### CHECK YOUR UNDERSTANDING
A) Copy the stretch of the analytics passage from "A really easy" through "what we did)?" word for word.
B) Please continue the analytics passage from where it stops.

### DOCUMENT EXTRACT
----

Even with a clean architecture for data collection, a single and robustly implemented web analytics tool, and a stellar team of analysis and data scientists reviewing the data, if there is no action taken from the data then there is no value in measurement at all. Often times, teams become easily lost with the complexities of building reports or finding nuggets of insights that can be actionable. This is where the concept of “less is more” really comes in. Finding insights and simple actions can be as easy as regularly looking at your top three campaigns vs three worst campaigns in terms of driving completed orders/revenue or conversion rate. Why are some campaigns better at converting users than others? What about our worst campaigns can be improved? You can use this approach of comparing top performers and worst performers for many efforts – landing pages/content, products purchased, marketing channels etc.

A really easy way to immediately show simple, actionable take-aways from data reports is to do a date-range comparison week-over-week or month-over-month for just one dimension/attribute and metric. For example, look at just changes in revenue month-over-month of your campaigns. Which campaigns had big increases/decreases in terms of just this one metric in this date range comparison? Why did this change happen, and can we do anything about it (meaning, if it was an increase, how do we do more of whatever we did and if it was a decrease, how do we revert what we did)?

----

Document understanding data
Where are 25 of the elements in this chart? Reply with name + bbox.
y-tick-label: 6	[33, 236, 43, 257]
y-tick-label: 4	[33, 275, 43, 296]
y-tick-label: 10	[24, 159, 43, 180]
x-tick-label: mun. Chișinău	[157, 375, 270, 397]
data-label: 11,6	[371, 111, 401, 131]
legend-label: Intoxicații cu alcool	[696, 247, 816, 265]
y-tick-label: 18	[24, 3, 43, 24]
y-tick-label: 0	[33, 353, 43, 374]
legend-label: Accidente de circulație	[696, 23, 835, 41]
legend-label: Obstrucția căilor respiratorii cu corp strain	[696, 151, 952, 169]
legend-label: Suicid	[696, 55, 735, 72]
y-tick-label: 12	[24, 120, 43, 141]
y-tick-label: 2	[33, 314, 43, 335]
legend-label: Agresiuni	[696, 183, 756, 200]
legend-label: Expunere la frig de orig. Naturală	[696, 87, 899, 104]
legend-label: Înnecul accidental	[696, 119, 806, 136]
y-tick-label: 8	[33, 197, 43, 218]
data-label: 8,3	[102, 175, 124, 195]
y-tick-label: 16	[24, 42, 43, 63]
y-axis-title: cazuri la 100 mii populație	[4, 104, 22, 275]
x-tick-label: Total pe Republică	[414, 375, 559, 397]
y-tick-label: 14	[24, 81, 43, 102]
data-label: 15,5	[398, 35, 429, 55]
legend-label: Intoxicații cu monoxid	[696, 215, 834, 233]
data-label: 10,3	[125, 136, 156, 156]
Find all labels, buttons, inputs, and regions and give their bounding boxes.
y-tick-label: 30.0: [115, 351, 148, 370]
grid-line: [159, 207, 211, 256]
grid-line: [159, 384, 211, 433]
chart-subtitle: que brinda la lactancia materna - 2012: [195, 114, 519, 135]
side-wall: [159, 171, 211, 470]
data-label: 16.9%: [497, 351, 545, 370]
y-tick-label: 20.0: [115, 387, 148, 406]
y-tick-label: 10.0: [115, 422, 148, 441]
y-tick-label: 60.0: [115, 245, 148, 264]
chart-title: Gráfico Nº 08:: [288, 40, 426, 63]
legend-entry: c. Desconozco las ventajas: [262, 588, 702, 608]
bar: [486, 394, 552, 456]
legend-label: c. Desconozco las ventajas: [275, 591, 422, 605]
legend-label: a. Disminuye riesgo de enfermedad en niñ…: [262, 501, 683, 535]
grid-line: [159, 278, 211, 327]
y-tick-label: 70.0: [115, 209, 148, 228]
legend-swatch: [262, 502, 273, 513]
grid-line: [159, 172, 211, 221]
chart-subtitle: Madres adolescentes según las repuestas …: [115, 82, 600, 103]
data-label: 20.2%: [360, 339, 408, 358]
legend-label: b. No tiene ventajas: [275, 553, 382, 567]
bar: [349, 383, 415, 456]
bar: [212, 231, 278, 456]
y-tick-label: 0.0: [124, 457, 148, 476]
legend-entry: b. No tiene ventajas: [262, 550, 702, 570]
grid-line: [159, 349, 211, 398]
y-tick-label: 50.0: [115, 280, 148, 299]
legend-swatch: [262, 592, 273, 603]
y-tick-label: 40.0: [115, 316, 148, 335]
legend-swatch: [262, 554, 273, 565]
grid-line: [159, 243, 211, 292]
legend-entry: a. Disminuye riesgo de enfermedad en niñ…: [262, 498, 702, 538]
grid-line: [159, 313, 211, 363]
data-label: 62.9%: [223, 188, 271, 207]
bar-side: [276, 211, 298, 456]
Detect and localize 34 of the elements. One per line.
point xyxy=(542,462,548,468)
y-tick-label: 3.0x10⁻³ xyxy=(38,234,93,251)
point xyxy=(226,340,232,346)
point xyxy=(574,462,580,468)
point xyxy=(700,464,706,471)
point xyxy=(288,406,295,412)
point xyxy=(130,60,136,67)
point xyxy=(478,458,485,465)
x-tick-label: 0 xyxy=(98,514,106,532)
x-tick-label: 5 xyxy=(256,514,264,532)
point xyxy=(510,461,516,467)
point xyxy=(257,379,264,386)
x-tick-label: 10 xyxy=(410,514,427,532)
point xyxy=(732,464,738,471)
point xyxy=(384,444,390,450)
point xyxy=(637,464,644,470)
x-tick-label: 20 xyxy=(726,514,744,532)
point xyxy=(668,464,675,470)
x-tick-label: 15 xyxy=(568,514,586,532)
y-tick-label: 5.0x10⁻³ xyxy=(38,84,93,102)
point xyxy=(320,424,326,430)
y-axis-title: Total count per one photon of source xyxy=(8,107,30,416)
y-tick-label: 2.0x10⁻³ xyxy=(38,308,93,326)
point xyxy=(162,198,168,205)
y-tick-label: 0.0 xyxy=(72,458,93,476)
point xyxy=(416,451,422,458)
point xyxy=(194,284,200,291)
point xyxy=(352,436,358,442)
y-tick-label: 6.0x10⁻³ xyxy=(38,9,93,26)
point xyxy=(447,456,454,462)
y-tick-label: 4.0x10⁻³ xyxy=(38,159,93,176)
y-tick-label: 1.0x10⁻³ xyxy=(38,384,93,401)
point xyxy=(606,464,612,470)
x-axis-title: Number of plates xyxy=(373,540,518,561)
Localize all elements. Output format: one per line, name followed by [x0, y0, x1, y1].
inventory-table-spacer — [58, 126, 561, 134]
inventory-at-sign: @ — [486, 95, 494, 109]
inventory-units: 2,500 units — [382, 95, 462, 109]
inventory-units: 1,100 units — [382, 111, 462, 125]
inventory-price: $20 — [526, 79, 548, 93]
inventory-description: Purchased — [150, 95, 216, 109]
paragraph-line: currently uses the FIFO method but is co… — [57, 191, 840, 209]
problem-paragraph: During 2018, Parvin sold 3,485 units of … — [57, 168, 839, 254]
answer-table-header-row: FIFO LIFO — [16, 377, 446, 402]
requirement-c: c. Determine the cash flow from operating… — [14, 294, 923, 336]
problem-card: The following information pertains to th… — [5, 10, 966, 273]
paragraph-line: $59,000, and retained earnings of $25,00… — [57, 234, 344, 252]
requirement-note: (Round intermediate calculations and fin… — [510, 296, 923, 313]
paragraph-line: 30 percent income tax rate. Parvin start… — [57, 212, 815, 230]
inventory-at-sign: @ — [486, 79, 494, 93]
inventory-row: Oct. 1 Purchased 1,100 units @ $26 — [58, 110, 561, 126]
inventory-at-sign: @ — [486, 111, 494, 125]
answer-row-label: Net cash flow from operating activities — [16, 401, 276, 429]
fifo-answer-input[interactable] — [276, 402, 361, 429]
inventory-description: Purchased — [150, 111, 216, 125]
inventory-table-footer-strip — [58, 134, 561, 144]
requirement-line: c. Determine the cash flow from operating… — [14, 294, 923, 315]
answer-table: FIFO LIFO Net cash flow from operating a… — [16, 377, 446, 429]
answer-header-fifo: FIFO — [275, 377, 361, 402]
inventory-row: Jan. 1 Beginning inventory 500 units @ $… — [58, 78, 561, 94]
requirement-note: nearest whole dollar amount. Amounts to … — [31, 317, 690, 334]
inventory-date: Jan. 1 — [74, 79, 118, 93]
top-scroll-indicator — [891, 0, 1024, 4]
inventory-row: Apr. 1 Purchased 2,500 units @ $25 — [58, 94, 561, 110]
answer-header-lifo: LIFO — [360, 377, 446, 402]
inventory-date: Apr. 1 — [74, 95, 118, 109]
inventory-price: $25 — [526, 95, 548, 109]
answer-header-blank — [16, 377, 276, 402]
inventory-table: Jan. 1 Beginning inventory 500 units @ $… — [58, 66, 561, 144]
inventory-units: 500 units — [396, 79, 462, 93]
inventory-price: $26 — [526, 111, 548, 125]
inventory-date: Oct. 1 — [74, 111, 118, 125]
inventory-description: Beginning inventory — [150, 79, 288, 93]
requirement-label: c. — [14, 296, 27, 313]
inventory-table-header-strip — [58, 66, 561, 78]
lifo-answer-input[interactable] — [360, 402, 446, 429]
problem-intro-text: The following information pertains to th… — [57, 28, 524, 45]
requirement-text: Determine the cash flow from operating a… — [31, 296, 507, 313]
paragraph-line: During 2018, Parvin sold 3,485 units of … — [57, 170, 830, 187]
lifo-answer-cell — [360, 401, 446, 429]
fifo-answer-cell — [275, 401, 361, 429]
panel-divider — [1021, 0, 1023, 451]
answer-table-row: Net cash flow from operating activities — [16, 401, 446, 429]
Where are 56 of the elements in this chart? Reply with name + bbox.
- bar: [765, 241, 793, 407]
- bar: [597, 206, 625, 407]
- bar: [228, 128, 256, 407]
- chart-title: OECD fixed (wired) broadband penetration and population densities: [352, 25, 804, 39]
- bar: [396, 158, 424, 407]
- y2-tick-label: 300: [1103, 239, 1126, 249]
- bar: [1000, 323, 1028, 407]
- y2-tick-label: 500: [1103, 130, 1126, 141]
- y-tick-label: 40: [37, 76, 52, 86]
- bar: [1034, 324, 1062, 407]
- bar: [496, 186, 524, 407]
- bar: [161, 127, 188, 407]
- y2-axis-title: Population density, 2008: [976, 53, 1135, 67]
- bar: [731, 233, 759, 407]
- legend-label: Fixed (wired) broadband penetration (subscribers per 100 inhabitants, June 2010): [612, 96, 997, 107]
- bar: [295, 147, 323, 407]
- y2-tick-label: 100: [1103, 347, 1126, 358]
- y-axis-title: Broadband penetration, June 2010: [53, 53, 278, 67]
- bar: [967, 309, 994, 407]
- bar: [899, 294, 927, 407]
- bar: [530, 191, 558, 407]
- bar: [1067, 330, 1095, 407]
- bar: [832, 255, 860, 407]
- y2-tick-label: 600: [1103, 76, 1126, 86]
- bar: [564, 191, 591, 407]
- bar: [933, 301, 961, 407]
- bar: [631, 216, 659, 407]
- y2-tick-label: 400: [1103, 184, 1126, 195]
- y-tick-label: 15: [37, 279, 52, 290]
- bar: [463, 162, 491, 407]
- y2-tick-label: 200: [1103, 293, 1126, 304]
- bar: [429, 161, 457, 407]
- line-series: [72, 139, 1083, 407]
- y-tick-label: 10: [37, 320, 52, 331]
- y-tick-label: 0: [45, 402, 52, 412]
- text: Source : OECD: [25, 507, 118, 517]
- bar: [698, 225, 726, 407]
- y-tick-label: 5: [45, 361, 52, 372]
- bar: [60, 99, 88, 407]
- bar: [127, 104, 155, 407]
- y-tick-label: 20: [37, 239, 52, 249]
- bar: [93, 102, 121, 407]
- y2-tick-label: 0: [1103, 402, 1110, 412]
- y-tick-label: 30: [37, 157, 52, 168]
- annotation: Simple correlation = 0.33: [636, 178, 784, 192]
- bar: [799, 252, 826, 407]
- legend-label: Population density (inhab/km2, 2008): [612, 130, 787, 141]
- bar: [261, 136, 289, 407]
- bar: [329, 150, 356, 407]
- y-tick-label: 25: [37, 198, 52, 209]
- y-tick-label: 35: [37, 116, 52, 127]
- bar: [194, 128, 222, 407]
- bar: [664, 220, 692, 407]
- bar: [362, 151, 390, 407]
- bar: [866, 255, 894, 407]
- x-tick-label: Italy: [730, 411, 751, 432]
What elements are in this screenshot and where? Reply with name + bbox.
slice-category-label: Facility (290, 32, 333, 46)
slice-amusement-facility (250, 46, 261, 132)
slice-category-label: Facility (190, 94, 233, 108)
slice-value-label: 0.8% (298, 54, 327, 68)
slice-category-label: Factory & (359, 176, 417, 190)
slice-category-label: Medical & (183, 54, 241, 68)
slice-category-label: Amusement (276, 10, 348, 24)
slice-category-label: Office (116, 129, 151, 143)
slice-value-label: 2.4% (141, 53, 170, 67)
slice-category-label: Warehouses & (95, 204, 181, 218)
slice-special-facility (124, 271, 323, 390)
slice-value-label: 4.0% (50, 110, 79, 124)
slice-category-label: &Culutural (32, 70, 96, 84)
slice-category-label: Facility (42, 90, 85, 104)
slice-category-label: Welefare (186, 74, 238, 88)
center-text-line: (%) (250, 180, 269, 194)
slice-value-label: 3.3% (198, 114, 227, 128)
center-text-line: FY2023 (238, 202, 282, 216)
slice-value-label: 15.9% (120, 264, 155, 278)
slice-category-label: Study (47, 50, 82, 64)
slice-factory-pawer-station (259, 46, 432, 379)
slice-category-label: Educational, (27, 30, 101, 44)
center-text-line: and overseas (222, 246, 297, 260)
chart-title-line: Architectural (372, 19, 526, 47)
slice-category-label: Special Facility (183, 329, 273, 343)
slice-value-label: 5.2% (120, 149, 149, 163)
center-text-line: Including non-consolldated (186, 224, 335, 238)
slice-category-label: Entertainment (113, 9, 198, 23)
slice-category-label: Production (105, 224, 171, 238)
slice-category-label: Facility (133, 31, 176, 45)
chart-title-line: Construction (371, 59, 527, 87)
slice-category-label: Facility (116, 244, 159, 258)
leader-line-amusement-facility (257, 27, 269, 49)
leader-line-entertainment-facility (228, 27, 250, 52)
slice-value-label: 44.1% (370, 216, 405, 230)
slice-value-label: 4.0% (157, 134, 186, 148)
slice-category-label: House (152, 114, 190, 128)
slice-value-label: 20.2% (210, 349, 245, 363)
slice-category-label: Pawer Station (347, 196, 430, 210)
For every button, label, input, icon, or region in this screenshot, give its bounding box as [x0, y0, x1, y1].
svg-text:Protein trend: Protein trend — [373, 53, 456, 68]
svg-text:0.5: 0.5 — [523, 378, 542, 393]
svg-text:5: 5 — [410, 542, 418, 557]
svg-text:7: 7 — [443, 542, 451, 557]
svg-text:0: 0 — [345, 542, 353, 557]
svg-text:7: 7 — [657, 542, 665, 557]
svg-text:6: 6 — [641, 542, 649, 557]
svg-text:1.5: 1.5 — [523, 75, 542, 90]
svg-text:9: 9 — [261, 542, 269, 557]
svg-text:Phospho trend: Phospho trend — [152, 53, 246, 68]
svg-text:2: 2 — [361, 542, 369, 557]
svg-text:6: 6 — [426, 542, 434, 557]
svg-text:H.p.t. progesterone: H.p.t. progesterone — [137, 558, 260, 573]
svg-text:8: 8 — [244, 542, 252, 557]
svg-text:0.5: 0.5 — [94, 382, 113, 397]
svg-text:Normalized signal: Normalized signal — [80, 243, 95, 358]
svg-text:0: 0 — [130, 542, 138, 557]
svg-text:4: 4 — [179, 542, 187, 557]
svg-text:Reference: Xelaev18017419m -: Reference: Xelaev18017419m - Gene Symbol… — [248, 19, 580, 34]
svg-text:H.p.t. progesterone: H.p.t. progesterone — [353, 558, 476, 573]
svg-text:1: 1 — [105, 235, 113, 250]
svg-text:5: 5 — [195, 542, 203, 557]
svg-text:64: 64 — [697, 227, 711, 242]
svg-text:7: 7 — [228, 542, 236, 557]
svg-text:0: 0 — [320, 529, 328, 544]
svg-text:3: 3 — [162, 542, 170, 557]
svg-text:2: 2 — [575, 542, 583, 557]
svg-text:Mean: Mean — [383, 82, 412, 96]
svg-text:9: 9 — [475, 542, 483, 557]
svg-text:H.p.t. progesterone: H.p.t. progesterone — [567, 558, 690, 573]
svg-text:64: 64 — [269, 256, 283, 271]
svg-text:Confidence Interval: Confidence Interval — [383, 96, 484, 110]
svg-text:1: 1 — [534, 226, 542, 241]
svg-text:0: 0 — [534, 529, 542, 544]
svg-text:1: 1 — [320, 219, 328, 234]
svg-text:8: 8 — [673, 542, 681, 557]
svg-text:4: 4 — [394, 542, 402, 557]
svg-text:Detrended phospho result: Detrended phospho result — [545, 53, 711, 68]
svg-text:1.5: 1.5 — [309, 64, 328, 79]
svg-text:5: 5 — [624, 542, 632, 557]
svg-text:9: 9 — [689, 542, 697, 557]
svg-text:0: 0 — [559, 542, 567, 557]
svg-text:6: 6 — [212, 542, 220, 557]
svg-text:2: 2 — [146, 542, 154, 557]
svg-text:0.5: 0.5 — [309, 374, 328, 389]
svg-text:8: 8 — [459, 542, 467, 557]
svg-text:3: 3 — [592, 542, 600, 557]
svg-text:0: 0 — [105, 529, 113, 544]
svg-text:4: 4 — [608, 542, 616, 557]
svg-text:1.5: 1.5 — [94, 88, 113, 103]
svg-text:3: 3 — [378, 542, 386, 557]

----

### REPLIES
A)
A really easy way to immediately show simple, actionable take-aways from data reports is to do a date-range comparison week-over-week or month-over-month for just one dimension/attribute and metric. For example, look at just changes in revenue month-over-month of your campaigns. Which campaigns had big increases/decreases in terms of just this one metric in this date range comparison? Why did this change happen, and can we do anything about it (meaning, if it was an increase, how do we do more of whatever we did and if it was a decrease, how do we revert what we did)?

B)
In Google Analytics, an example of simple and actionable data can come in the form of a monthly dashboard comparing various dimensions with only one or, at a maximum, two metrics at a time. See an example dashboard shown below that highlights changes month-over-month for top sources of traffic. Notice the increases in certain channels such as Email indicating those were successful last month, whereas other channels decrease. Perhaps the learning/action here is take whatever content or messaging that was used in email and apply it to Facebook or Google Adwords, as those channels dropped in overall revenue.

Actionable Dashboard

It may seem overly simple, but to get your web analytics tool working for you, you need to start small with your teams and build on successes of making incremental, yet valuable, changes gradually. Throughout time, you will start to better understand the things that are consistent and can guide your marketing strategy towards driving predictable results based on previous activity. And maybe with this knowledge and assurance of what will and will not work, you’ll have as big of a grin as Bolt did winning yet another Gold Medal.

Usain Bolt - Reuters


Images from Reuters, gif from Giphy.

Author

  • Amin Shawki currently oversees our client delivery, focusing on analytics and governance as SVP at InfoTrust. In this role, he leads our industry teams and has been fortunate to work across various partners in all verticals and regions, providing best-in-class recommendations around data strategy, data collection, and maximizing value of data. ‌His role is to ensure confidence in not only organizations’ data practices but in the InfoTrust team providing the products and solutions leading to value. In his free time, he loves going full dad-mode with his little ones and French bulldog, while also playing golf and board games with any remaining time and headspace.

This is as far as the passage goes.